* _Task_
Show, in full, each line of the data that contains "color".

* _Data entries for graphics_
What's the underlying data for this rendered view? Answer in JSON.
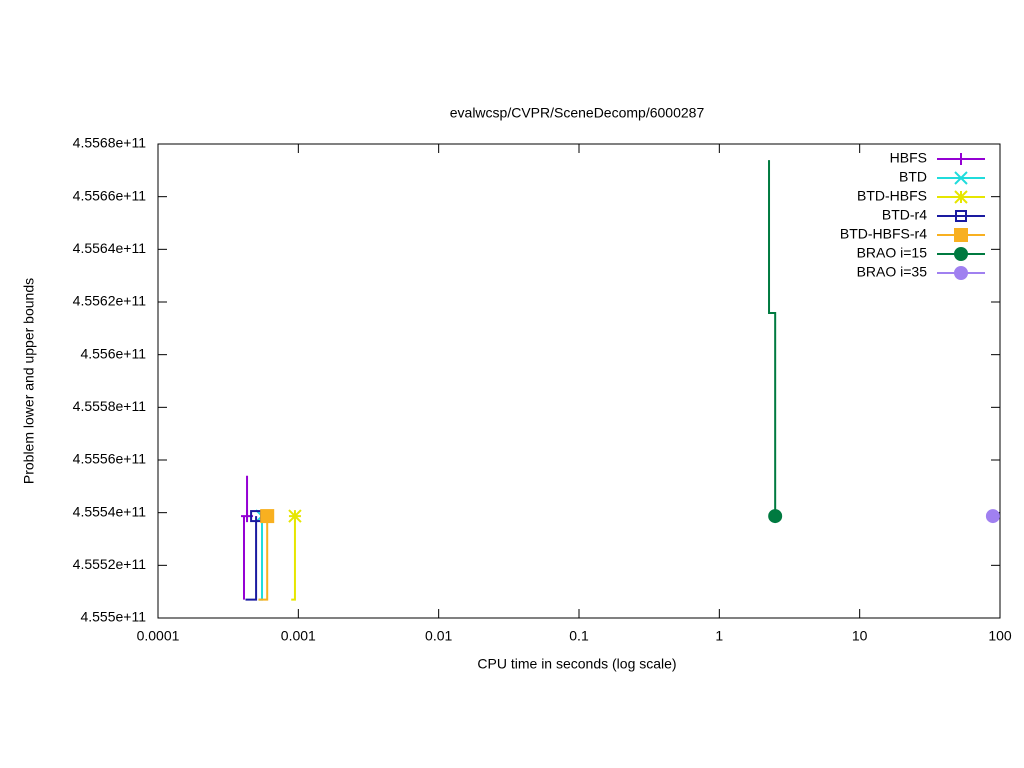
{
  "chart_data": {
    "type": "line",
    "title": "evalwcsp/CVPR/SceneDecomp/6000287",
    "x_label": "CPU time in seconds (log scale)",
    "y_label": "Problem lower and upper bounds",
    "xlog": true,
    "xlim": [
      0.0001,
      100
    ],
    "xticks": [
      0.0001,
      0.001,
      0.01,
      0.1,
      1,
      10,
      100
    ],
    "ylim": [
      455500000000,
      455680000000
    ],
    "yticks": [
      {
        "value": 455500000000,
        "label": "4.555e+11"
      },
      {
        "value": 455520000000,
        "label": "4.5552e+11"
      },
      {
        "value": 455540000000,
        "label": "4.5554e+11"
      },
      {
        "value": 455560000000,
        "label": "4.5556e+11"
      },
      {
        "value": 455580000000,
        "label": "4.5558e+11"
      },
      {
        "value": 455600000000,
        "label": "4.556e+11"
      },
      {
        "value": 455620000000,
        "label": "4.5562e+11"
      },
      {
        "value": 455640000000,
        "label": "4.5564e+11"
      },
      {
        "value": 455660000000,
        "label": "4.5566e+11"
      },
      {
        "value": 455680000000,
        "label": "4.5568e+11"
      }
    ],
    "legend": "top-right",
    "series": [
      {
        "name": "HBFS",
        "color": "#9400d3",
        "marker": "plus",
        "x": [
          0.00041,
          0.00041,
          null,
          0.000431,
          0.000431
        ],
        "values": [
          455507000000,
          455538700000,
          null,
          455554000000,
          455538700000
        ]
      },
      {
        "name": "BTD",
        "color": "#20dcdc",
        "marker": "cross",
        "x": [
          0.00052,
          0.000551,
          0.000551
        ],
        "values": [
          455507000000,
          455507000000,
          455538700000
        ]
      },
      {
        "name": "BTD-HBFS",
        "color": "#e6e600",
        "marker": "star",
        "x": [
          0.00089,
          0.000946,
          0.000946
        ],
        "values": [
          455507000000,
          455507000000,
          455538700000
        ]
      },
      {
        "name": "BTD-r4",
        "color": "#1a1aa0",
        "marker": "open-square",
        "x": [
          0.00042,
          0.0005,
          0.0005
        ],
        "values": [
          455507000000,
          455507000000,
          455538700000
        ]
      },
      {
        "name": "BTD-HBFS-r4",
        "color": "#f8b020",
        "marker": "square",
        "x": [
          0.00052,
          0.0006,
          0.0006
        ],
        "values": [
          455507000000,
          455507000000,
          455538700000
        ]
      },
      {
        "name": "BRAO i=15",
        "color": "#007a40",
        "marker": "ring",
        "x": [
          2.26,
          2.26,
          2.5,
          2.5
        ],
        "values": [
          455673900000,
          455615800000,
          455615800000,
          455538700000
        ]
      },
      {
        "name": "BRAO i=35",
        "color": "#a080f0",
        "marker": "circle",
        "x": [
          89
        ],
        "values": [
          455538700000
        ]
      }
    ]
  }
}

* _The reply_
        "color": "#9400d3",
        "color": "#20dcdc",
        "color": "#e6e600",
        "color": "#1a1aa0",
        "color": "#f8b020",
        "color": "#007a40",
        "color": "#a080f0",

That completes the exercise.